* **Information given**

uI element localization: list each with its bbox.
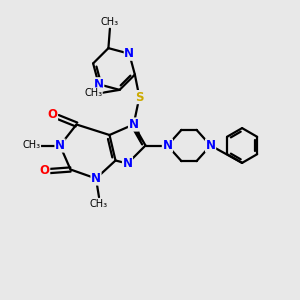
Text: N: N <box>55 139 65 152</box>
Text: CH₃: CH₃ <box>90 199 108 209</box>
Text: N: N <box>124 47 134 60</box>
Text: N: N <box>162 139 172 152</box>
Text: N: N <box>94 78 104 91</box>
Text: CH₃: CH₃ <box>101 17 119 27</box>
Text: N: N <box>128 118 139 131</box>
Text: N: N <box>122 157 133 170</box>
Text: O: O <box>47 107 58 121</box>
Text: S: S <box>135 91 144 103</box>
Text: O: O <box>40 164 50 178</box>
Text: N: N <box>206 139 216 152</box>
Text: CH₃: CH₃ <box>22 140 40 151</box>
Text: N: N <box>91 172 101 185</box>
Text: CH₃: CH₃ <box>84 88 102 98</box>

* **Task to complete**
Copy every one of the records above exactly, line for line, but leave out the pictures.

* **Correct result**
uI element localization: list each with its bbox.
Text: N: N <box>55 139 65 152</box>
Text: CH₃: CH₃ <box>90 199 108 209</box>
Text: N: N <box>124 47 134 60</box>
Text: N: N <box>162 139 172 152</box>
Text: N: N <box>94 78 104 91</box>
Text: CH₃: CH₃ <box>101 17 119 27</box>
Text: N: N <box>128 118 139 131</box>
Text: N: N <box>122 157 133 170</box>
Text: O: O <box>47 107 58 121</box>
Text: S: S <box>135 91 144 103</box>
Text: O: O <box>40 164 50 178</box>
Text: N: N <box>206 139 216 152</box>
Text: CH₃: CH₃ <box>22 140 40 151</box>
Text: N: N <box>91 172 101 185</box>
Text: CH₃: CH₃ <box>84 88 102 98</box>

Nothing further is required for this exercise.